Objective:
Gather up every line that includes the string "sizes".

--*--

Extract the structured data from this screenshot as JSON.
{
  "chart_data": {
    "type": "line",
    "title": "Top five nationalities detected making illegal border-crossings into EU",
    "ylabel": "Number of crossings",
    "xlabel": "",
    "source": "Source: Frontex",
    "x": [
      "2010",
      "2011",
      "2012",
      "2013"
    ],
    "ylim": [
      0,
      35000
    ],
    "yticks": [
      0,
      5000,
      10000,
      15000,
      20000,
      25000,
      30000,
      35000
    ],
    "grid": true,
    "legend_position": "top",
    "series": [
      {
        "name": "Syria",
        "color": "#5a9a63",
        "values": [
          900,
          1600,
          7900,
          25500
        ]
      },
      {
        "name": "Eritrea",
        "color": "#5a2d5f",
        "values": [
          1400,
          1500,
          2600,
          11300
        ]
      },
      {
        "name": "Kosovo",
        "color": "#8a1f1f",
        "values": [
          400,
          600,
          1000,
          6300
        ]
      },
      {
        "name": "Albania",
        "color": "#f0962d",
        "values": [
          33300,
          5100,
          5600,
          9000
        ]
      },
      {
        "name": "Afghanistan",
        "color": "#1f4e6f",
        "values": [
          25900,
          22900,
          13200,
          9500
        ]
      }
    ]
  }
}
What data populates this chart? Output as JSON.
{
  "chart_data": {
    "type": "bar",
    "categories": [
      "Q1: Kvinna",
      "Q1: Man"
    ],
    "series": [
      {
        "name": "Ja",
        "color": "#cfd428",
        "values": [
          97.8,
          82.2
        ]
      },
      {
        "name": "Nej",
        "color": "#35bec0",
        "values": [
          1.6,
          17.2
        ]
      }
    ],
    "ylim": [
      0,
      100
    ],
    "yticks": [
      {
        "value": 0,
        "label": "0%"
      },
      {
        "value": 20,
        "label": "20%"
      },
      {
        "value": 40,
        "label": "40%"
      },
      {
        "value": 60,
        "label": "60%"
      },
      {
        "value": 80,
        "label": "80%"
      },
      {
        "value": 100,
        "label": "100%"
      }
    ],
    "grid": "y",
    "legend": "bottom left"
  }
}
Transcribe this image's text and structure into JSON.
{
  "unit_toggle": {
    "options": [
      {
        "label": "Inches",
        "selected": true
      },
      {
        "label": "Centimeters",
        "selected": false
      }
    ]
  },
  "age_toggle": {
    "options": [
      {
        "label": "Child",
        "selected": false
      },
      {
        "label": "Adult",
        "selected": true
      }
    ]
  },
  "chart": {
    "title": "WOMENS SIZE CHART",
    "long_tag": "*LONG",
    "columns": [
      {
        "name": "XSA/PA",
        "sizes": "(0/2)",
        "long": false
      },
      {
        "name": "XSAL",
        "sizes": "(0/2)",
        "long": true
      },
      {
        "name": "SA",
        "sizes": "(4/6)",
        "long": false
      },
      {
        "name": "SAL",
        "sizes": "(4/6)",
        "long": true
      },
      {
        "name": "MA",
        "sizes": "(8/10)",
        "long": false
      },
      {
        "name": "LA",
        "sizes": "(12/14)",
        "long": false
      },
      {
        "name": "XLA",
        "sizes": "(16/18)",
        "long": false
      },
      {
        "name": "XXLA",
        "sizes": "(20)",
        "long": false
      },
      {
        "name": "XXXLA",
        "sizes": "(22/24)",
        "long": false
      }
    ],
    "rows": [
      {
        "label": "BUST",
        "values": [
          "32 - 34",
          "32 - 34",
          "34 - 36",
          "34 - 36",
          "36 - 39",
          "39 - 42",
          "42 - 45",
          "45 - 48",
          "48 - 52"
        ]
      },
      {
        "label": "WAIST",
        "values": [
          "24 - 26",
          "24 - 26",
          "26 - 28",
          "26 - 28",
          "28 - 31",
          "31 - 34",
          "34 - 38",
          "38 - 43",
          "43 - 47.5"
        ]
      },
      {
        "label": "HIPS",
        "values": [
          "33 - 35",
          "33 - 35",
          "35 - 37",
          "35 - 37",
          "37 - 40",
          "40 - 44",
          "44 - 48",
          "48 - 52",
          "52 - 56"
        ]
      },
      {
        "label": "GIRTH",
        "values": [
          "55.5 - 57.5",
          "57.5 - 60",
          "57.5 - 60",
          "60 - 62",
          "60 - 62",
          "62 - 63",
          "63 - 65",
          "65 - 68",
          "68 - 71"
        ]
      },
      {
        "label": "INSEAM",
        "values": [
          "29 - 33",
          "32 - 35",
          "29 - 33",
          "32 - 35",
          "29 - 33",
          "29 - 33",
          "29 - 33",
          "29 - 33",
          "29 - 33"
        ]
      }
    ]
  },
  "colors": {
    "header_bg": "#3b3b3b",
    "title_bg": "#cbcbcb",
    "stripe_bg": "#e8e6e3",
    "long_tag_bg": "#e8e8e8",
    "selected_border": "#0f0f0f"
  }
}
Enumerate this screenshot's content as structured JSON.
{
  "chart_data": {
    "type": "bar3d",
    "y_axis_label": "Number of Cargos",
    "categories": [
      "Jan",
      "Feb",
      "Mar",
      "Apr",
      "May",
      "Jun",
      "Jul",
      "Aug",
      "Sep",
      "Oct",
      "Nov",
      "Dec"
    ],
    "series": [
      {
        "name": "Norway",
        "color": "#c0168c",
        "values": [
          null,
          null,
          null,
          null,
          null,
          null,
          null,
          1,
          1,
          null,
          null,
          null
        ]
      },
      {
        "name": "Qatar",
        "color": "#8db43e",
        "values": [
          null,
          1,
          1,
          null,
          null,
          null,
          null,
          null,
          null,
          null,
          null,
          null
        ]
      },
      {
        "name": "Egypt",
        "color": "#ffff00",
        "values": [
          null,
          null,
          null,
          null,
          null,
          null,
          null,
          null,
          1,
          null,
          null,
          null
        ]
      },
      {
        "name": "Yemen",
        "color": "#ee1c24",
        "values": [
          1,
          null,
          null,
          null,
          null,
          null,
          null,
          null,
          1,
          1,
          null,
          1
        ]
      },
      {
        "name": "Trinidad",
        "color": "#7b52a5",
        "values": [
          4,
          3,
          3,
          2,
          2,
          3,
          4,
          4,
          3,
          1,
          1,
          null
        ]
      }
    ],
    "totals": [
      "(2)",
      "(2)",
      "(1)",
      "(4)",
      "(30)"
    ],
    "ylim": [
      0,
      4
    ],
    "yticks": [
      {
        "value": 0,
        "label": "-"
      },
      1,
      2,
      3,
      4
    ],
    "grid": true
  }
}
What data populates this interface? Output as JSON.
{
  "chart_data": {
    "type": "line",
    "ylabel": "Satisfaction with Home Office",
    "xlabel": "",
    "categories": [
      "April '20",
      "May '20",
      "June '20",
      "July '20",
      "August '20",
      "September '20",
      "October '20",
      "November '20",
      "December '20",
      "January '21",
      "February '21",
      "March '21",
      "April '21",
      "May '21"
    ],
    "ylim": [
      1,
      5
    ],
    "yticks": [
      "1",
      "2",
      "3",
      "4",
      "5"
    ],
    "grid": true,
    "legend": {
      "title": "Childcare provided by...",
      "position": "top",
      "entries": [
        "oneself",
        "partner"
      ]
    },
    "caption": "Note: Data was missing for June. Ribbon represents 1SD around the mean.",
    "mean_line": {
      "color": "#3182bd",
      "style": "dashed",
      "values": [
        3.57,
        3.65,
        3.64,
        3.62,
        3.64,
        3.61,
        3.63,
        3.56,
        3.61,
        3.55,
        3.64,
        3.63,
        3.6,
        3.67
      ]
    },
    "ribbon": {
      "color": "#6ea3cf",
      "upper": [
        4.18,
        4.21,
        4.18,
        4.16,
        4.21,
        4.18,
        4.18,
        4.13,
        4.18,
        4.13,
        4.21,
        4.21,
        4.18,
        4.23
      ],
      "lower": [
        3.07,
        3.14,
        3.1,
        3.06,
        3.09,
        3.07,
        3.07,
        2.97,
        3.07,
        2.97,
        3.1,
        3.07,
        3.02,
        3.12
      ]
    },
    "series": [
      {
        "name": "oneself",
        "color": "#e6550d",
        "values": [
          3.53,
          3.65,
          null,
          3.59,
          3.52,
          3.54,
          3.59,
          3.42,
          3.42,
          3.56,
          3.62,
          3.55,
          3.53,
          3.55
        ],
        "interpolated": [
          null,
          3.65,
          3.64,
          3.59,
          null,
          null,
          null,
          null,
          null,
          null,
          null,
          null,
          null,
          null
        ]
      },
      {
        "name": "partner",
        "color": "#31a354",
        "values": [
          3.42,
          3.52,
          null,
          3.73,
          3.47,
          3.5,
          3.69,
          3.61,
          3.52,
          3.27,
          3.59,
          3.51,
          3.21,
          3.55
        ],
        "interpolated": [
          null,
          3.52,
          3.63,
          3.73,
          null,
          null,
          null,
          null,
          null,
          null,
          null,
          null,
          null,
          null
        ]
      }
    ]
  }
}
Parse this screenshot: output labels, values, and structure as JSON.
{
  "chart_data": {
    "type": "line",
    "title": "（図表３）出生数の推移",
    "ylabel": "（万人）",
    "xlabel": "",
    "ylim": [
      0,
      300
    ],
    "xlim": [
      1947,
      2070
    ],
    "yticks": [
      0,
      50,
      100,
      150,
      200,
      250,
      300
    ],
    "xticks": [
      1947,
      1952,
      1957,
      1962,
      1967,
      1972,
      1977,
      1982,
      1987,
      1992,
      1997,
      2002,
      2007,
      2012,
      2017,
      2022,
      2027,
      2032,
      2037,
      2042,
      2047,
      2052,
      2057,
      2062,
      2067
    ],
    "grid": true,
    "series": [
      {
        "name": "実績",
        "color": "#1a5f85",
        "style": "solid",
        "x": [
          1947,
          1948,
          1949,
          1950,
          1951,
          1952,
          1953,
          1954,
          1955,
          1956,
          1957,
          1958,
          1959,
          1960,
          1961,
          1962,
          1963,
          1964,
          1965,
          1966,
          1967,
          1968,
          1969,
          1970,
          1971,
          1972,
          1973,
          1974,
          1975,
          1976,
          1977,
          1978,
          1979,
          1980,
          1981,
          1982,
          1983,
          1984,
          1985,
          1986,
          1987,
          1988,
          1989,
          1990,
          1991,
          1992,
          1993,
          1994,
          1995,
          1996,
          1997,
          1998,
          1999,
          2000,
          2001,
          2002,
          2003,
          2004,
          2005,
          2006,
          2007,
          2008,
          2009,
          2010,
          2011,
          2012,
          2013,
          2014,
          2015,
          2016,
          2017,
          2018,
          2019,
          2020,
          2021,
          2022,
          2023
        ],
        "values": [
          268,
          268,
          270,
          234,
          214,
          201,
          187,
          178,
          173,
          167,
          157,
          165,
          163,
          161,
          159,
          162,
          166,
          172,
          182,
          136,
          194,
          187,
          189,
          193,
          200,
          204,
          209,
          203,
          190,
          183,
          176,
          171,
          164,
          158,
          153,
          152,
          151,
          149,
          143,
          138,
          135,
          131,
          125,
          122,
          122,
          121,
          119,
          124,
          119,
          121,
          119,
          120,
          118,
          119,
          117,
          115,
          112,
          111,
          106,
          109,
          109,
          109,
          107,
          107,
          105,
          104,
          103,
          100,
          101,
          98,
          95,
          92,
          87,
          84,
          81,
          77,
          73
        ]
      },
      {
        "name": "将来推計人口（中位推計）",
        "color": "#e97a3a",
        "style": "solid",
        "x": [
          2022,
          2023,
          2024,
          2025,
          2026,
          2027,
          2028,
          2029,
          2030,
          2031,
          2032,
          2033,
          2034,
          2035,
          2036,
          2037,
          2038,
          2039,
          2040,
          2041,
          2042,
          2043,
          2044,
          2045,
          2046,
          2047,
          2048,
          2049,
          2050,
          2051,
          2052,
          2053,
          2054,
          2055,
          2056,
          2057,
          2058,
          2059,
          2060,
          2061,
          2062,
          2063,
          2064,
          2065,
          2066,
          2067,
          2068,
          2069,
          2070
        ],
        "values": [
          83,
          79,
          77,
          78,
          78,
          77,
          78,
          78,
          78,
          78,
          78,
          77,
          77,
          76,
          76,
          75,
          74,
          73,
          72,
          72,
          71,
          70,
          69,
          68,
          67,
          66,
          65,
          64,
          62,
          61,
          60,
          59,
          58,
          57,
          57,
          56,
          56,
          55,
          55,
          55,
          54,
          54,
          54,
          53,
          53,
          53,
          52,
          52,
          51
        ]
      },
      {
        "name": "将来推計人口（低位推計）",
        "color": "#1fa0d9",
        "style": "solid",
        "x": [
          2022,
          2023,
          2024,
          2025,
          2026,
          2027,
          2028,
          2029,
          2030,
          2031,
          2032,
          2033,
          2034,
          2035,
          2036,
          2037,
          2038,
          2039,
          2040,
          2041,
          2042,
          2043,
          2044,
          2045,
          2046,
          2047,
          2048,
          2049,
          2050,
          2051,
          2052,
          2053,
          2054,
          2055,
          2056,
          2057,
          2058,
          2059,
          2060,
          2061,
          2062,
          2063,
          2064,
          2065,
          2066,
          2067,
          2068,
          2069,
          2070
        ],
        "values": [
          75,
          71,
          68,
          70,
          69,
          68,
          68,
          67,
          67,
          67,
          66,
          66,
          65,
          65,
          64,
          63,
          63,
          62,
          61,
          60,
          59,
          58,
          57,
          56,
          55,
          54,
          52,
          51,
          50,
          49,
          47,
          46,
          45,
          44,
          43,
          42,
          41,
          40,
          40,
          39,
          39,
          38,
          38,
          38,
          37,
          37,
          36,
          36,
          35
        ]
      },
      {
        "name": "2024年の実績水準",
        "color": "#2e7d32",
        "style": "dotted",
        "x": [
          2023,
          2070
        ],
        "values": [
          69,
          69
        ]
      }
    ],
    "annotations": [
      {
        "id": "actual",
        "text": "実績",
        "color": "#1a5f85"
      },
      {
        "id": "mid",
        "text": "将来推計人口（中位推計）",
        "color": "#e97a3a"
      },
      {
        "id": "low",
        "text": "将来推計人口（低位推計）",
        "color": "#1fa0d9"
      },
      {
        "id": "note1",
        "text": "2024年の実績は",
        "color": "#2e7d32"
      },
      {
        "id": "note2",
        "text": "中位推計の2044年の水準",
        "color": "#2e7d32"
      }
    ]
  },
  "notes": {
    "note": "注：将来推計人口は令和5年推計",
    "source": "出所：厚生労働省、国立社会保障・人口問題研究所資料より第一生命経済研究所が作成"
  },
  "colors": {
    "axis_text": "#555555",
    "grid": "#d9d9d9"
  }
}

--*--

Exercise output:
        "sizes": "(0/2)",
        "sizes": "(0/2)",
        "sizes": "(4/6)",
        "sizes": "(4/6)",
        "sizes": "(8/10)",
        "sizes": "(12/14)",
        "sizes": "(16/18)",
        "sizes": "(20)",
        "sizes": "(22/24)",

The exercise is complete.